What to work on:
Pull every line containing "text" out of the material below.

┌────────

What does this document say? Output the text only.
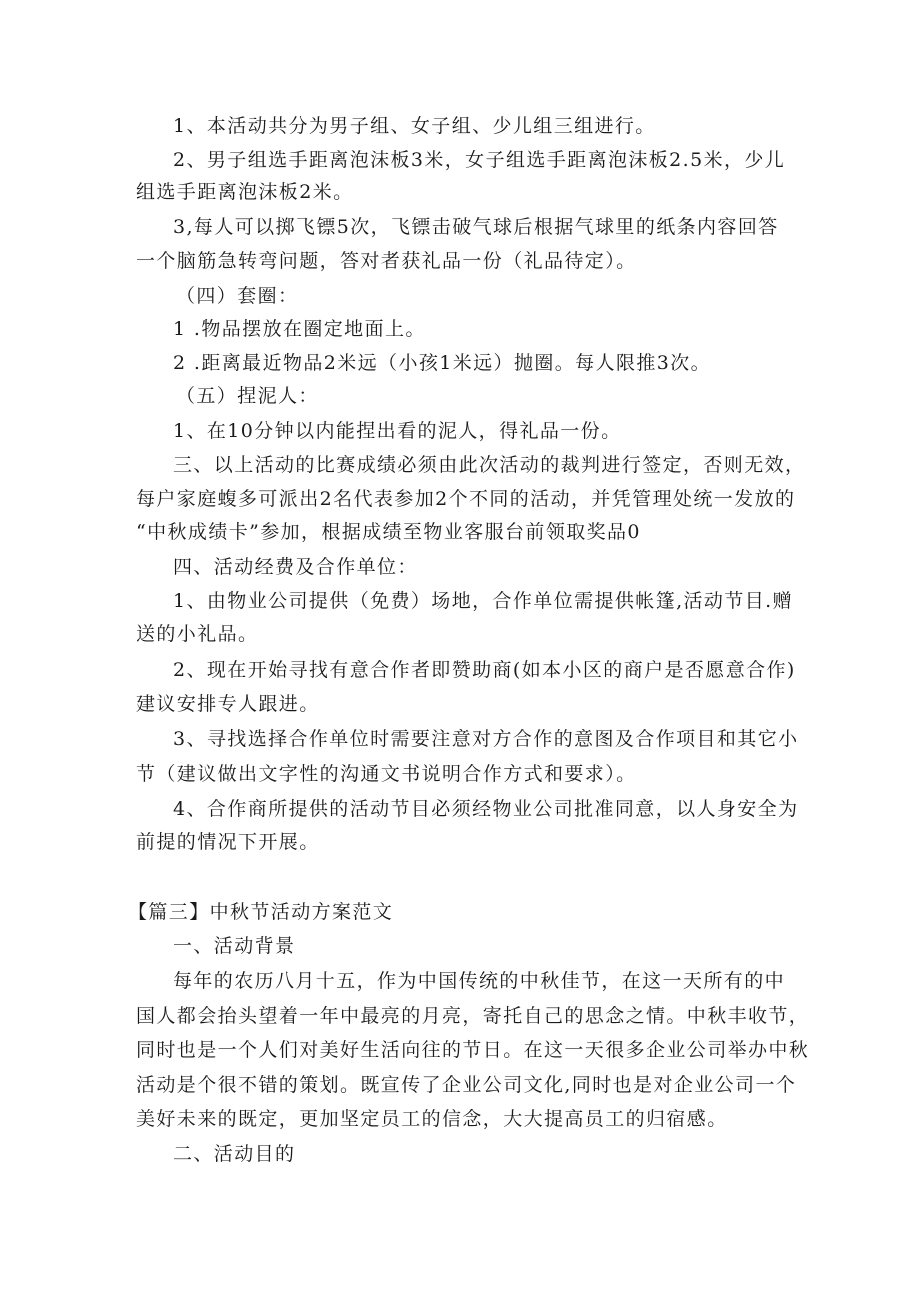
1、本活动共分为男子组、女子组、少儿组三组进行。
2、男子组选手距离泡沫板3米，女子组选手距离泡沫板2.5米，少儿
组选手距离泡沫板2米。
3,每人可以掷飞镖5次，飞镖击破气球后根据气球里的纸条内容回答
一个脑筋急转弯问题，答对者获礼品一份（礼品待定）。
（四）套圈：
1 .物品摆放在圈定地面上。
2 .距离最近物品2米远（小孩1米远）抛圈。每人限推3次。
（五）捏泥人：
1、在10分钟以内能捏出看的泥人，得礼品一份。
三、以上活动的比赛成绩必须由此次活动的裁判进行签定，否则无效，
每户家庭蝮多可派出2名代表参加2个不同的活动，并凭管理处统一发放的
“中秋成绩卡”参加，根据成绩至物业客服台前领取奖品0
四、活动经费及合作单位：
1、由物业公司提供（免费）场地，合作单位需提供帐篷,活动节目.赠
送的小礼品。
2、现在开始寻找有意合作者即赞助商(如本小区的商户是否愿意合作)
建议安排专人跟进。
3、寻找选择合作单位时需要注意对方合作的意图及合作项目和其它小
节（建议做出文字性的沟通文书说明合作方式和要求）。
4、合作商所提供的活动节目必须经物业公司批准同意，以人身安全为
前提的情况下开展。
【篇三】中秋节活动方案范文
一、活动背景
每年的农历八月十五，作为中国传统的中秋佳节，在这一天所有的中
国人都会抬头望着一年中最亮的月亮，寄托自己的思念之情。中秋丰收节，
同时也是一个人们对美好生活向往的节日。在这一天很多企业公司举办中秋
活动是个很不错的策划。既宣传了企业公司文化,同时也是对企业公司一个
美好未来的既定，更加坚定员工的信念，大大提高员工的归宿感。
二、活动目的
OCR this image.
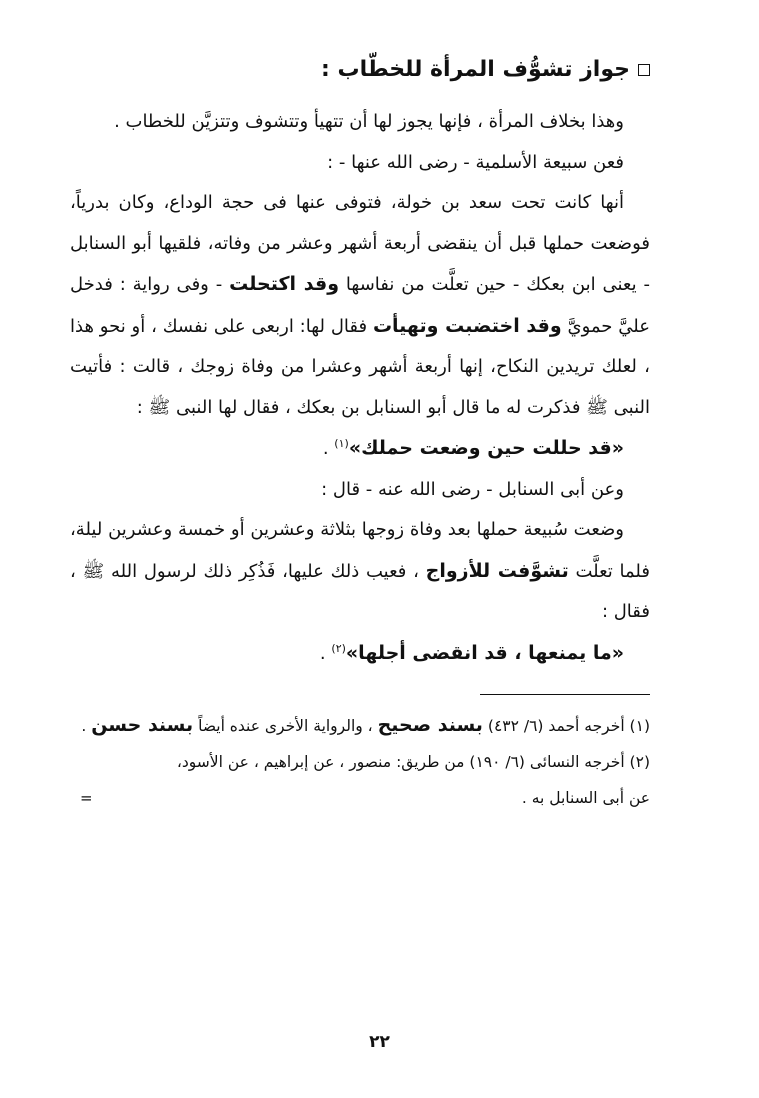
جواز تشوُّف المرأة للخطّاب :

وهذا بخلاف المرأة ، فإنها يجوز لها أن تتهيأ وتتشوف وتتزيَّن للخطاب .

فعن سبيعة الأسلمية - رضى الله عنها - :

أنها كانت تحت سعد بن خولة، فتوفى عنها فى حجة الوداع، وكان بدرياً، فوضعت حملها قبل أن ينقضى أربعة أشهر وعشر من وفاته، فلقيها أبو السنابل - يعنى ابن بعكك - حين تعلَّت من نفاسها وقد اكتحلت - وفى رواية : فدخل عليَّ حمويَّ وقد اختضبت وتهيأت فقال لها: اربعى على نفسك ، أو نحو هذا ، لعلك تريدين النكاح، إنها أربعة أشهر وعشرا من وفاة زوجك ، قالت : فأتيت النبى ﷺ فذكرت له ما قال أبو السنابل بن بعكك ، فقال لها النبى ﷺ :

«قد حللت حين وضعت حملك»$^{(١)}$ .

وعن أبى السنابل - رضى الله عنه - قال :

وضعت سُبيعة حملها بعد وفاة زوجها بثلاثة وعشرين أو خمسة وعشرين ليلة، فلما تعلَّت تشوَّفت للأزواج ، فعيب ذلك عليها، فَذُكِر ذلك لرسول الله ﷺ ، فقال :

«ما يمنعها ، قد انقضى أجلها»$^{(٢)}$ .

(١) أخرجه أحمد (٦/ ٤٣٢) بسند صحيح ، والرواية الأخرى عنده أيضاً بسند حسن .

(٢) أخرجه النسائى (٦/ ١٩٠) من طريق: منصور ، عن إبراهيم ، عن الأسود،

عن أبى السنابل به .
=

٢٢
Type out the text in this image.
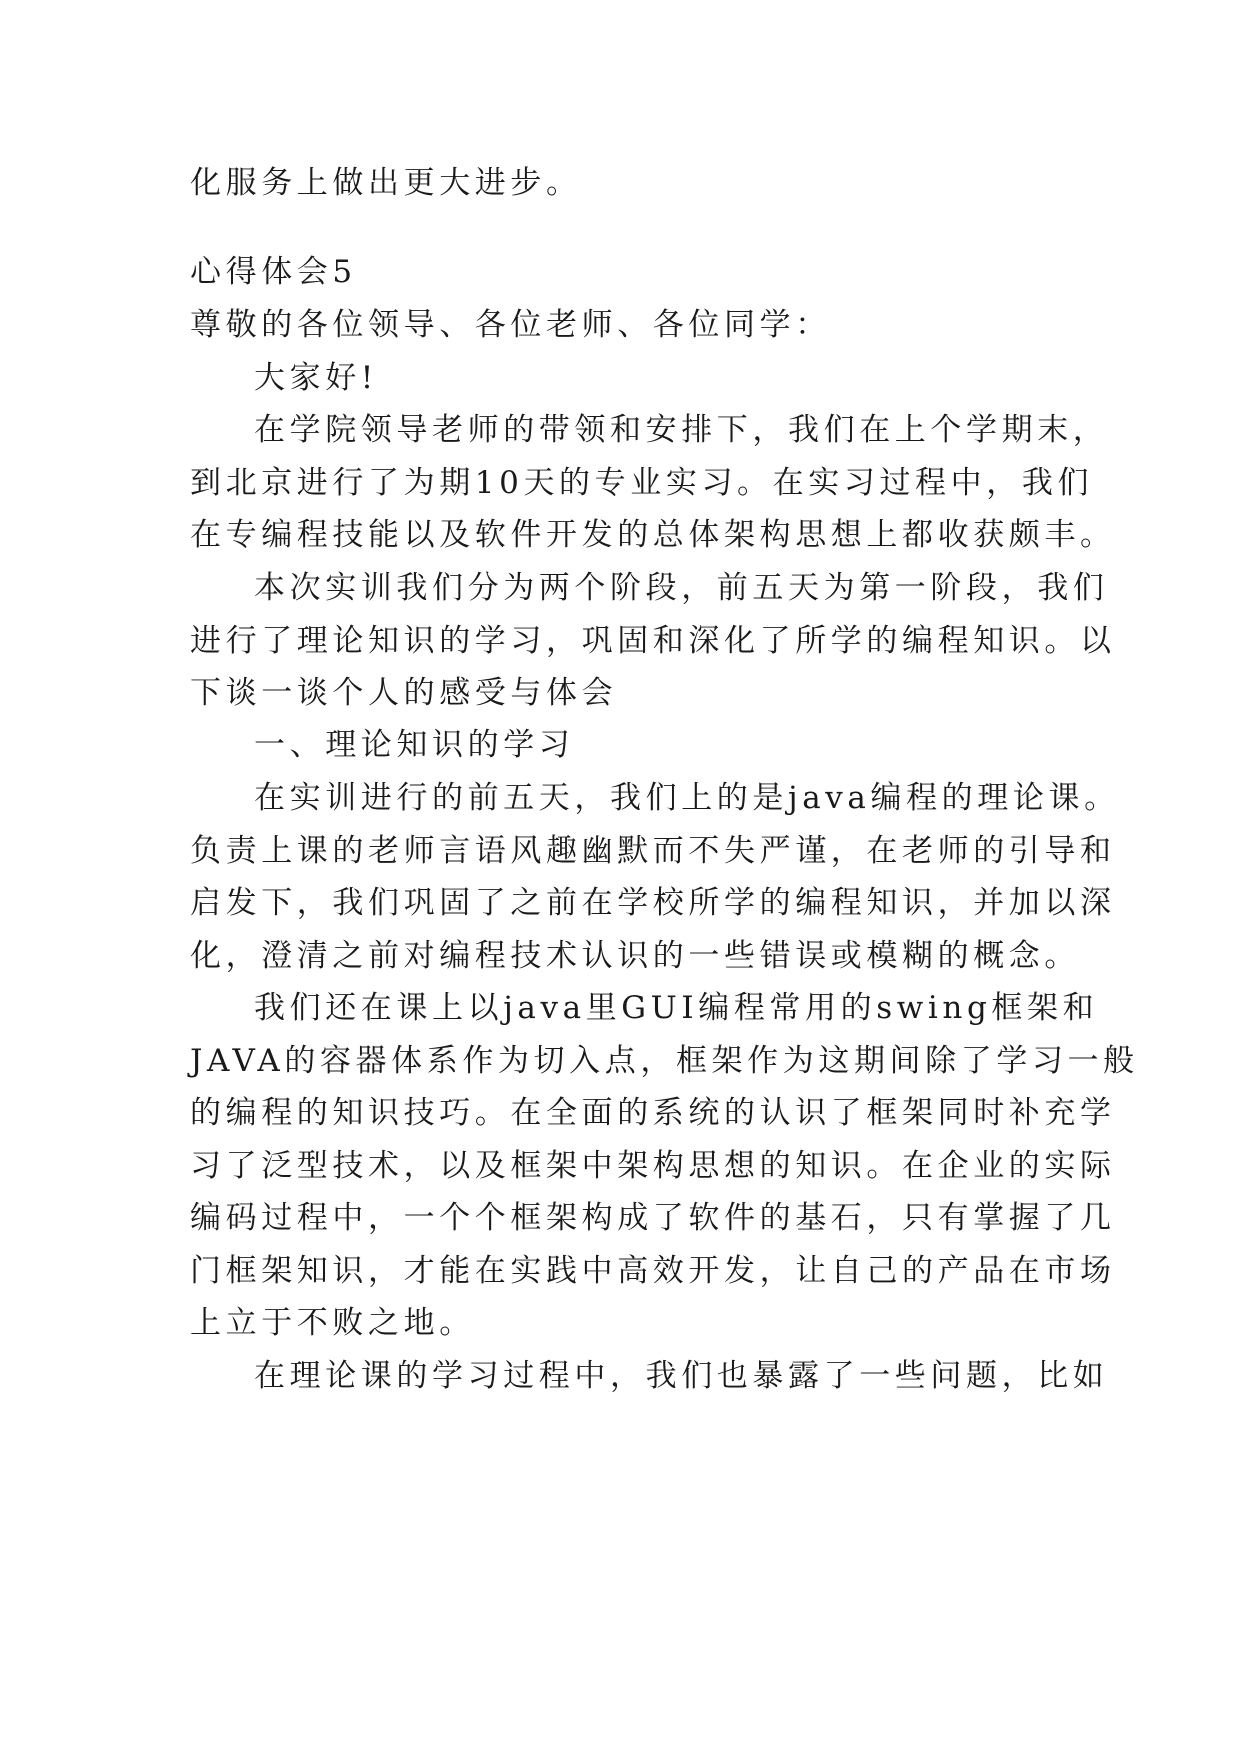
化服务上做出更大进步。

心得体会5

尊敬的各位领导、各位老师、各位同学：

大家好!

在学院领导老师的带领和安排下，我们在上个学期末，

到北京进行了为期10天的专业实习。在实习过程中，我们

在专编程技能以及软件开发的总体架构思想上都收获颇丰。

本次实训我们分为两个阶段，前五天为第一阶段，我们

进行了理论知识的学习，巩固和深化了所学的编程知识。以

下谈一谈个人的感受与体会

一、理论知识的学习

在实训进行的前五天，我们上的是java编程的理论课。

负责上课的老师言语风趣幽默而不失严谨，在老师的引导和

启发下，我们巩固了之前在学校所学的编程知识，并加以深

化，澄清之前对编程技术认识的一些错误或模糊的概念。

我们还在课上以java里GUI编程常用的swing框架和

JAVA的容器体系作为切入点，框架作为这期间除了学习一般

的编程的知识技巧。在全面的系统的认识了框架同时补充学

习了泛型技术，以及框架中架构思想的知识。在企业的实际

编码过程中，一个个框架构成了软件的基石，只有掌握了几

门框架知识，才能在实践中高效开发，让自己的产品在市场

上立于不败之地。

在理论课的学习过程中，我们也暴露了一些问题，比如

└────────

Solution to the problem:
What does this document say? Output the text only.
Type out the text in this image.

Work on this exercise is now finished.